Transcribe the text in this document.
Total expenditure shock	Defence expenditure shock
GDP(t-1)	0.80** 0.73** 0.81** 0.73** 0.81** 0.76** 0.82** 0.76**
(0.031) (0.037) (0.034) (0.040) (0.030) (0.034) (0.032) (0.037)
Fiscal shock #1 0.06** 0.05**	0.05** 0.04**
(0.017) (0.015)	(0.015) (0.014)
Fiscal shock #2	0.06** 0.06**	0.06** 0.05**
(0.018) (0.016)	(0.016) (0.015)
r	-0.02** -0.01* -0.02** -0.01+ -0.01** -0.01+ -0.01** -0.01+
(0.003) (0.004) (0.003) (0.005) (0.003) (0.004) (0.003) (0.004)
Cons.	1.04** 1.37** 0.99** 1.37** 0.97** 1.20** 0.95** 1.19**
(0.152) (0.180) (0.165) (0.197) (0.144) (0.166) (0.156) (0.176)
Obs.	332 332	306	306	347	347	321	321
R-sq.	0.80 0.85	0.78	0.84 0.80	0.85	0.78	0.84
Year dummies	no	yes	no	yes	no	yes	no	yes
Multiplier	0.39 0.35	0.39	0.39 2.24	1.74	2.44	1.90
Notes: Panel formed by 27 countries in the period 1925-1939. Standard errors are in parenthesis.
==
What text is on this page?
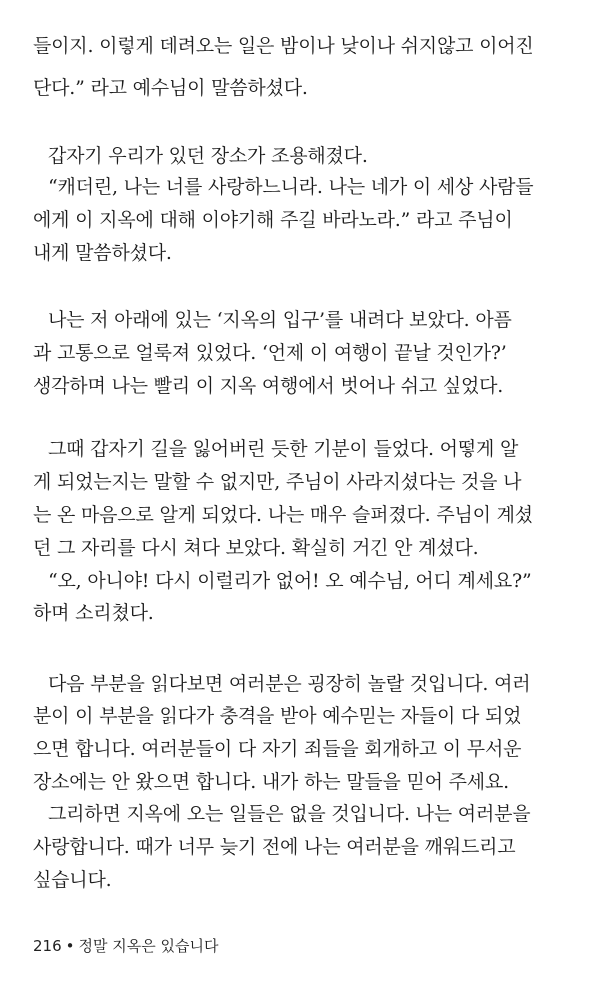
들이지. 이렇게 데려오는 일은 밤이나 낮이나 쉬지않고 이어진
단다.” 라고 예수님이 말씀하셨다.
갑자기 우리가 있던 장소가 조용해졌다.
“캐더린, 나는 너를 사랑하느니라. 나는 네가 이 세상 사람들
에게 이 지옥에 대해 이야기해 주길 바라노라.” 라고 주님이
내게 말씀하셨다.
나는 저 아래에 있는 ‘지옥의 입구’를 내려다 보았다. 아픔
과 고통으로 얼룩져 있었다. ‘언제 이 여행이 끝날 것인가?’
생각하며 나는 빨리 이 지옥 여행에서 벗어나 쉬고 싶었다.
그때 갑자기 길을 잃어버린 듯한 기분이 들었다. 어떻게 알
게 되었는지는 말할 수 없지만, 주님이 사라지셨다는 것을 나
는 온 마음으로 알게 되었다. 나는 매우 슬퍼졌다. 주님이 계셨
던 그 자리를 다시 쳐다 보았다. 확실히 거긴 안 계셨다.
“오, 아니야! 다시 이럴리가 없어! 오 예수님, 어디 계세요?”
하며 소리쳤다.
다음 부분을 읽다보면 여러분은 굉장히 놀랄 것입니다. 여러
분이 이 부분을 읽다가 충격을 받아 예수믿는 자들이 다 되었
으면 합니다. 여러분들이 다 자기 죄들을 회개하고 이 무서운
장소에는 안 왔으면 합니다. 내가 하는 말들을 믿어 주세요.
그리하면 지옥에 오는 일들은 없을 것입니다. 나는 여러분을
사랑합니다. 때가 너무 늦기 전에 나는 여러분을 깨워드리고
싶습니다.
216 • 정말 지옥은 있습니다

What you have to do » In the material above, how many lines hold the word "Fiscal"? Say only the number.

Reply » 2